— BEGIN Stored records —

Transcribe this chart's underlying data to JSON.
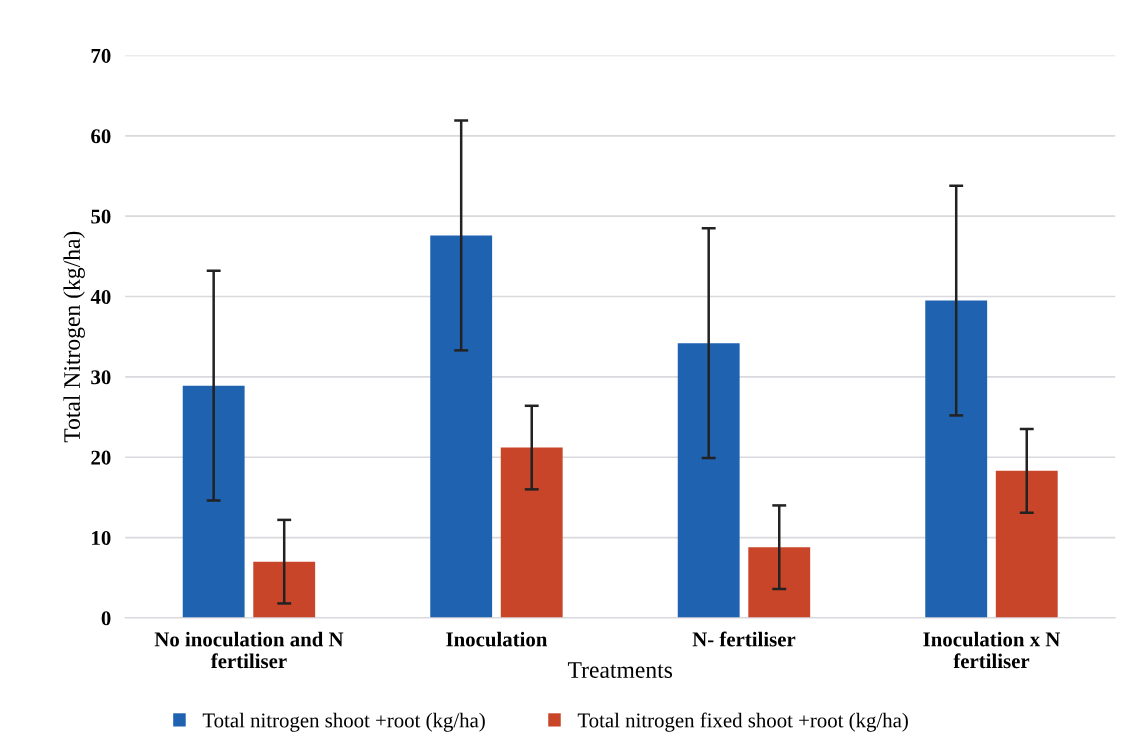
{
  "chart_data": {
    "type": "bar",
    "xlabel": "Treatments",
    "ylabel": "Total Nitrogen (kg/ha)",
    "categories": [
      "No inoculation and N\nfertiliser",
      "Inoculation",
      "N- fertiliser",
      "Inoculation x N\nfertiliser"
    ],
    "series": [
      {
        "name": "Total nitrogen shoot +root (kg/ha)",
        "color": "#1f62b0",
        "values": [
          28.9,
          47.6,
          34.2,
          39.5
        ],
        "errors": [
          14.3,
          14.3,
          14.3,
          14.3
        ]
      },
      {
        "name": "Total nitrogen fixed shoot +root (kg/ha)",
        "color": "#c9452a",
        "values": [
          7.0,
          21.2,
          8.8,
          18.3
        ],
        "errors": [
          5.2,
          5.2,
          5.2,
          5.2
        ]
      }
    ],
    "ylim": [
      0,
      70
    ],
    "yticks": [
      0,
      10,
      20,
      30,
      40,
      50,
      60,
      70
    ],
    "grid": "y",
    "legend": "bottom"
  }
}
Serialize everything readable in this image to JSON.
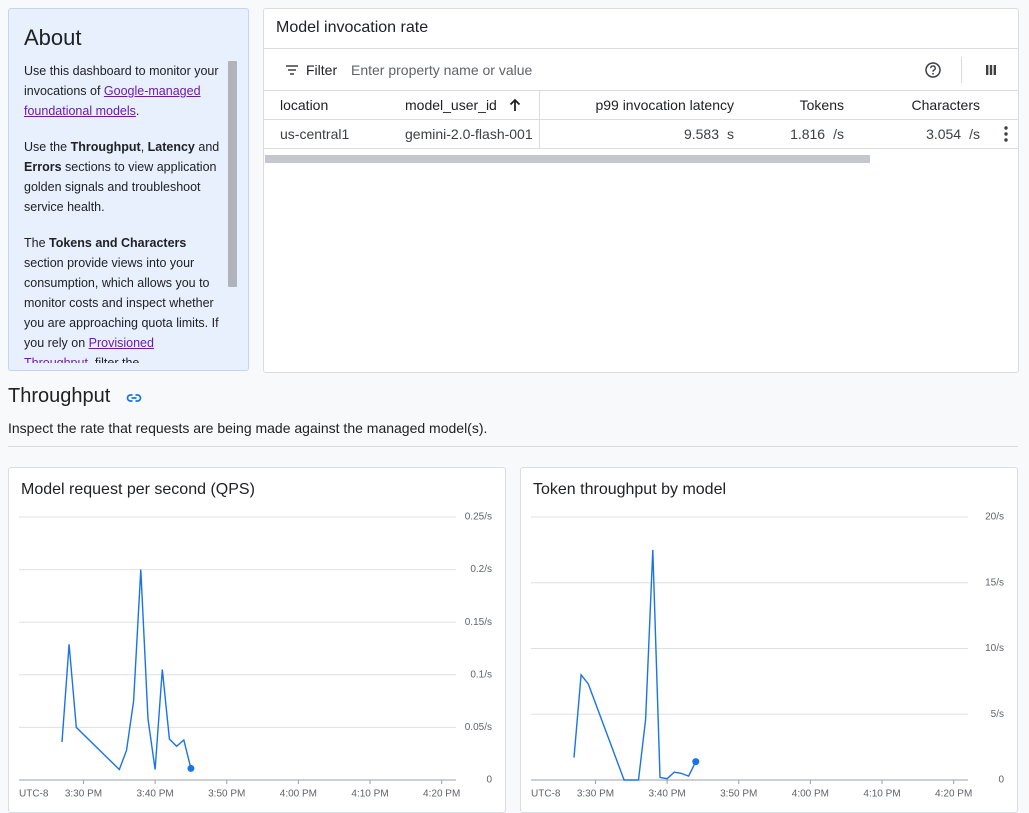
{
  "about": {
    "title": "About",
    "paragraphs": [
      [
        {
          "text": "Use this dashboard to monitor your invocations of ",
          "kind": "plain"
        },
        {
          "text": "Google-managed foundational models",
          "kind": "link"
        },
        {
          "text": ".",
          "kind": "plain"
        }
      ],
      [
        {
          "text": "Use the ",
          "kind": "plain"
        },
        {
          "text": "Throughput",
          "kind": "bold"
        },
        {
          "text": ", ",
          "kind": "plain"
        },
        {
          "text": "Latency",
          "kind": "bold"
        },
        {
          "text": " and ",
          "kind": "plain"
        },
        {
          "text": "Errors",
          "kind": "bold"
        },
        {
          "text": " sections to view application golden signals and troubleshoot service health.",
          "kind": "plain"
        }
      ],
      [
        {
          "text": "The ",
          "kind": "plain"
        },
        {
          "text": "Tokens and Characters",
          "kind": "bold"
        },
        {
          "text": " section provide views into your consumption, which allows you to monitor costs and inspect whether you are approaching quota limits. If you rely on ",
          "kind": "plain"
        },
        {
          "text": "Provisioned Throughput",
          "kind": "link"
        },
        {
          "text": ", filter the",
          "kind": "plain"
        }
      ]
    ]
  },
  "table": {
    "title": "Model invocation rate",
    "filter_label": "Filter",
    "filter_placeholder": "Enter property name or value",
    "columns": [
      "location",
      "model_user_id",
      "p99 invocation latency",
      "Tokens",
      "Characters"
    ],
    "rows": [
      [
        "us-central1",
        "gemini-2.0-flash-001",
        {
          "value": 9.583,
          "unit": "s"
        },
        {
          "value": 1.816,
          "unit": "/s"
        },
        {
          "value": 3.054,
          "unit": "/s"
        }
      ]
    ]
  },
  "section": {
    "title": "Throughput",
    "description": "Inspect the rate that requests are being made against the managed model(s)."
  },
  "chart_data": [
    {
      "type": "line",
      "title": "Model request per second (QPS)",
      "timezone": "UTC-8",
      "color": "#1a73e8",
      "grid": true,
      "x": [
        "15:27",
        "15:28",
        "15:29",
        "15:35",
        "15:36",
        "15:37",
        "15:38",
        "15:39",
        "15:40",
        "15:41",
        "15:42",
        "15:43",
        "15:44",
        "15:45"
      ],
      "values": [
        0.036,
        0.129,
        0.05,
        0.01,
        0.028,
        0.075,
        0.2,
        0.058,
        0.01,
        0.105,
        0.039,
        0.032,
        0.038,
        0.011
      ],
      "xlim": [
        "15:21",
        "16:22"
      ],
      "xticks": [
        {
          "value": "15:30",
          "label": "3:30 PM"
        },
        {
          "value": "15:40",
          "label": "3:40 PM"
        },
        {
          "value": "15:50",
          "label": "3:50 PM"
        },
        {
          "value": "16:00",
          "label": "4:00 PM"
        },
        {
          "value": "16:10",
          "label": "4:10 PM"
        },
        {
          "value": "16:20",
          "label": "4:20 PM"
        }
      ],
      "ylim": [
        0,
        0.25
      ],
      "yticks": [
        0,
        {
          "value": 0.05,
          "label": "0.05/s"
        },
        {
          "value": 0.1,
          "label": "0.1/s"
        },
        {
          "value": 0.15,
          "label": "0.15/s"
        },
        {
          "value": 0.2,
          "label": "0.2/s"
        },
        {
          "value": 0.25,
          "label": "0.25/s"
        }
      ]
    },
    {
      "type": "line",
      "title": "Token throughput by model",
      "timezone": "UTC-8",
      "color": "#1a73e8",
      "grid": true,
      "x": [
        "15:27",
        "15:28",
        "15:29",
        "15:34",
        "15:36",
        "15:37",
        "15:38",
        "15:39",
        "15:40",
        "15:41",
        "15:42",
        "15:43",
        "15:44"
      ],
      "values": [
        1.7,
        8.0,
        7.3,
        0,
        0,
        4.6,
        17.5,
        0.2,
        0.1,
        0.6,
        0.5,
        0.3,
        1.4
      ],
      "xlim": [
        "15:21",
        "16:22"
      ],
      "xticks": [
        {
          "value": "15:30",
          "label": "3:30 PM"
        },
        {
          "value": "15:40",
          "label": "3:40 PM"
        },
        {
          "value": "15:50",
          "label": "3:50 PM"
        },
        {
          "value": "16:00",
          "label": "4:00 PM"
        },
        {
          "value": "16:10",
          "label": "4:10 PM"
        },
        {
          "value": "16:20",
          "label": "4:20 PM"
        }
      ],
      "ylim": [
        0,
        20
      ],
      "yticks": [
        0,
        {
          "value": 5,
          "label": "5/s"
        },
        {
          "value": 10,
          "label": "10/s"
        },
        {
          "value": 15,
          "label": "15/s"
        },
        {
          "value": 20,
          "label": "20/s"
        }
      ]
    }
  ]
}
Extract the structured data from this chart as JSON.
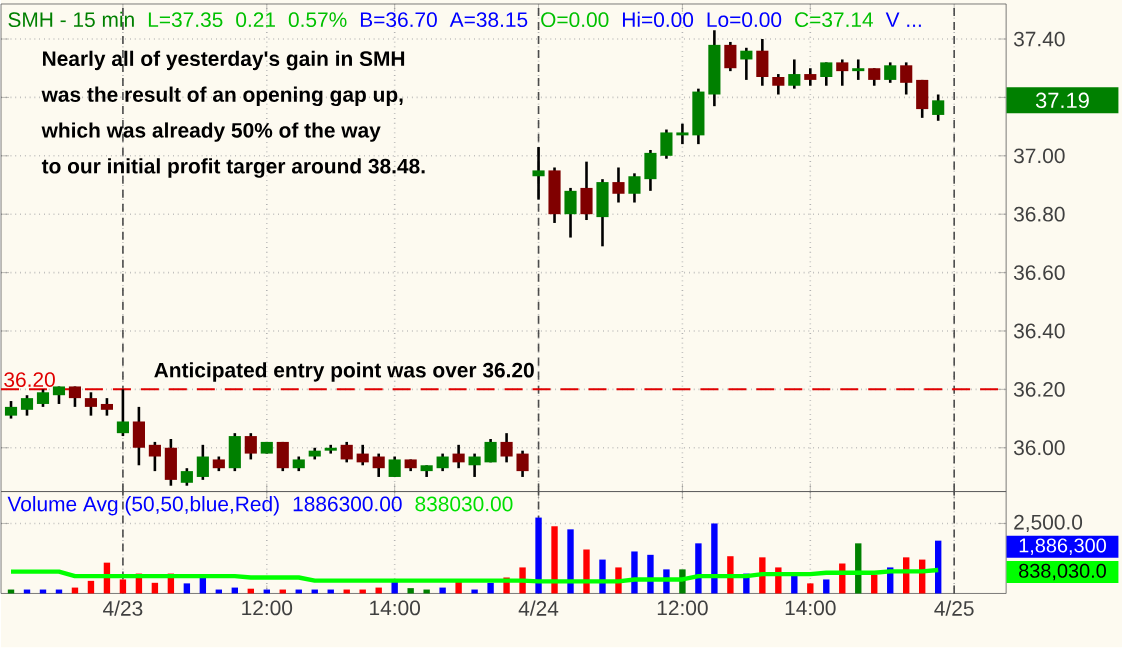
{
  "chart_data": [
    {
      "type": "candlestick",
      "title": "SMH - 15 min",
      "categories": [
        null,
        null,
        null,
        null,
        null,
        null,
        null,
        "4/23",
        null,
        null,
        null,
        null,
        null,
        null,
        null,
        null,
        "12:00",
        null,
        null,
        null,
        null,
        null,
        null,
        null,
        "14:00",
        null,
        null,
        null,
        null,
        null,
        null,
        null,
        null,
        "4/24",
        null,
        null,
        null,
        null,
        null,
        null,
        null,
        null,
        "12:00",
        null,
        null,
        null,
        null,
        null,
        null,
        null,
        "14:00",
        null,
        null,
        null,
        null,
        null,
        null,
        null,
        null,
        "4/25"
      ],
      "ohlc": [
        [
          36.11,
          36.16,
          36.1,
          36.14
        ],
        [
          36.13,
          36.18,
          36.11,
          36.17
        ],
        [
          36.15,
          36.2,
          36.14,
          36.19
        ],
        [
          36.18,
          36.21,
          36.15,
          36.21
        ],
        [
          36.21,
          36.21,
          36.14,
          36.17
        ],
        [
          36.17,
          36.19,
          36.11,
          36.14
        ],
        [
          36.15,
          36.17,
          36.11,
          36.13
        ],
        [
          36.05,
          36.2,
          36.04,
          36.09
        ],
        [
          36.09,
          36.14,
          35.94,
          36.0
        ],
        [
          36.01,
          36.02,
          35.92,
          35.97
        ],
        [
          36.0,
          36.03,
          35.87,
          35.89
        ],
        [
          35.88,
          35.93,
          35.87,
          35.92
        ],
        [
          35.9,
          36.01,
          35.89,
          35.97
        ],
        [
          35.96,
          35.97,
          35.92,
          35.93
        ],
        [
          35.93,
          36.05,
          35.92,
          36.04
        ],
        [
          36.04,
          36.05,
          35.96,
          35.98
        ],
        [
          35.98,
          36.02,
          35.98,
          36.02
        ],
        [
          36.02,
          36.02,
          35.92,
          35.93
        ],
        [
          35.93,
          35.97,
          35.92,
          35.96
        ],
        [
          35.97,
          36.0,
          35.96,
          35.99
        ],
        [
          35.99,
          36.01,
          35.98,
          36.0
        ],
        [
          36.01,
          36.02,
          35.95,
          35.96
        ],
        [
          35.98,
          36.01,
          35.94,
          35.95
        ],
        [
          35.97,
          35.98,
          35.9,
          35.93
        ],
        [
          35.9,
          35.97,
          35.9,
          35.96
        ],
        [
          35.96,
          35.96,
          35.92,
          35.93
        ],
        [
          35.92,
          35.94,
          35.9,
          35.94
        ],
        [
          35.93,
          35.98,
          35.92,
          35.97
        ],
        [
          35.98,
          36.01,
          35.93,
          35.95
        ],
        [
          35.94,
          35.98,
          35.9,
          35.97
        ],
        [
          35.95,
          36.03,
          35.95,
          36.02
        ],
        [
          36.02,
          36.05,
          35.95,
          35.97
        ],
        [
          35.98,
          35.99,
          35.9,
          35.92
        ],
        [
          36.93,
          37.03,
          36.85,
          36.95
        ],
        [
          36.95,
          36.96,
          36.77,
          36.8
        ],
        [
          36.8,
          36.89,
          36.72,
          36.88
        ],
        [
          36.89,
          36.98,
          36.78,
          36.8
        ],
        [
          36.79,
          36.92,
          36.69,
          36.91
        ],
        [
          36.91,
          36.96,
          36.84,
          36.87
        ],
        [
          36.87,
          36.94,
          36.84,
          36.93
        ],
        [
          36.92,
          37.02,
          36.88,
          37.01
        ],
        [
          37.0,
          37.09,
          36.99,
          37.08
        ],
        [
          37.07,
          37.11,
          37.04,
          37.08
        ],
        [
          37.07,
          37.23,
          37.04,
          37.22
        ],
        [
          37.21,
          37.43,
          37.17,
          37.38
        ],
        [
          37.38,
          37.39,
          37.29,
          37.3
        ],
        [
          37.33,
          37.37,
          37.26,
          37.36
        ],
        [
          37.36,
          37.4,
          37.24,
          37.27
        ],
        [
          37.27,
          37.28,
          37.21,
          37.24
        ],
        [
          37.24,
          37.33,
          37.23,
          37.28
        ],
        [
          37.28,
          37.3,
          37.24,
          37.26
        ],
        [
          37.27,
          37.32,
          37.24,
          37.32
        ],
        [
          37.32,
          37.33,
          37.24,
          37.29
        ],
        [
          37.29,
          37.33,
          37.26,
          37.3
        ],
        [
          37.3,
          37.3,
          37.24,
          37.26
        ],
        [
          37.26,
          37.32,
          37.25,
          37.31
        ],
        [
          37.31,
          37.32,
          37.21,
          37.25
        ],
        [
          37.26,
          37.26,
          37.13,
          37.16
        ],
        [
          37.14,
          37.21,
          37.12,
          37.19
        ],
        null
      ],
      "ylim": [
        35.85,
        37.52
      ],
      "yticks": [
        {
          "value": 36.0,
          "label": "36.00"
        },
        {
          "value": 36.2,
          "label": "36.20"
        },
        {
          "value": 36.4,
          "label": "36.40"
        },
        {
          "value": 36.6,
          "label": "36.60"
        },
        {
          "value": 36.8,
          "label": "36.80"
        },
        {
          "value": 37.0,
          "label": "37.00"
        },
        {
          "value": 37.2,
          "label": null
        },
        {
          "value": 37.4,
          "label": "37.40"
        }
      ],
      "grid": true,
      "ref_lines": [
        {
          "axis": "y",
          "value": 36.2,
          "label": "36.20",
          "color": "#e00000",
          "line_style": "dashed"
        }
      ],
      "annotations": [
        "L=37.35",
        "0.21",
        "0.57%",
        "B=36.70",
        "A=38.15",
        "O=0.00",
        "Hi=0.00",
        "Lo=0.00",
        "C=37.14",
        "V ...",
        "Nearly all of yesterday's gain in SMH",
        "was the result of an opening gap up,",
        "which was already 50% of the way",
        "to our initial profit targer around 38.48.",
        "Anticipated entry point was over 36.20",
        "37.19"
      ]
    },
    {
      "type": "bar",
      "title": "Volume Avg (50,50,blue,Red)",
      "categories": [
        null,
        null,
        null,
        null,
        null,
        null,
        null,
        null,
        null,
        null,
        null,
        null,
        null,
        null,
        null,
        null,
        null,
        null,
        null,
        null,
        null,
        null,
        null,
        null,
        null,
        null,
        null,
        null,
        null,
        null,
        null,
        null,
        null,
        null,
        null,
        null,
        null,
        null,
        null,
        null,
        null,
        null,
        null,
        null,
        null,
        null,
        null,
        null,
        null,
        null,
        null,
        null,
        null,
        null,
        null,
        null,
        null,
        null,
        null,
        null
      ],
      "series": [
        {
          "values": [
            140,
            140,
            140,
            140,
            210,
            450,
            1100,
            500,
            710,
            380,
            710,
            360,
            570,
            140,
            210,
            170,
            140,
            140,
            140,
            140,
            140,
            140,
            140,
            210,
            500,
            190,
            140,
            210,
            500,
            140,
            380,
            570,
            930,
            2710,
            2400,
            2290,
            1570,
            1210,
            930,
            1500,
            1380,
            860,
            860,
            1790,
            2500,
            1330,
            710,
            1290,
            930,
            670,
            360,
            500,
            1070,
            1790,
            670,
            930,
            1290,
            1210,
            1886,
            null
          ],
          "colors": [
            "#008000",
            "#0000ff",
            "#0000ff",
            "#0000ff",
            "#ff0000",
            "#ff0000",
            "#ff0000",
            "#ff0000",
            "#ff0000",
            "#ff0000",
            "#ff0000",
            "#0000ff",
            "#0000ff",
            "#0000ff",
            "#0000ff",
            "#ff0000",
            "#0000ff",
            "#ff0000",
            "#0000ff",
            "#0000ff",
            "#0000ff",
            "#ff0000",
            "#ff0000",
            "#ff0000",
            "#0000ff",
            "#008000",
            "#008000",
            "#0000ff",
            "#ff0000",
            "#0000ff",
            "#0000ff",
            "#ff0000",
            "#ff0000",
            "#0000ff",
            "#ff0000",
            "#0000ff",
            "#ff0000",
            "#0000ff",
            "#ff0000",
            "#0000ff",
            "#0000ff",
            "#0000ff",
            "#008000",
            "#0000ff",
            "#0000ff",
            "#ff0000",
            "#0000ff",
            "#ff0000",
            "#ff0000",
            "#0000ff",
            "#ff0000",
            "#0000ff",
            "#ff0000",
            "#008000",
            "#ff0000",
            "#0000ff",
            "#ff0000",
            "#ff0000",
            "#0000ff",
            "#0000ff"
          ]
        },
        {
          "type": "line",
          "color": "#00ff00",
          "values": [
            780,
            780,
            780,
            780,
            620,
            620,
            620,
            620,
            620,
            620,
            620,
            620,
            620,
            620,
            620,
            570,
            570,
            570,
            570,
            460,
            460,
            460,
            460,
            460,
            460,
            460,
            460,
            460,
            460,
            460,
            460,
            460,
            460,
            430,
            430,
            430,
            430,
            430,
            430,
            500,
            500,
            500,
            500,
            620,
            620,
            620,
            620,
            690,
            690,
            690,
            690,
            740,
            740,
            740,
            740,
            790,
            790,
            790,
            838,
            null
          ]
        }
      ],
      "ylim": [
        0,
        3640
      ],
      "tick_labels": "y",
      "yticks": [
        {
          "value": 2500,
          "label": "2,500.0"
        }
      ],
      "grid": true,
      "annotations": [
        "1886300.00",
        "838030.00",
        "1,886,300",
        "838,030.0"
      ]
    }
  ]
}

— END Stored records —

Return only the number of lines in the data above that include the word "root".

2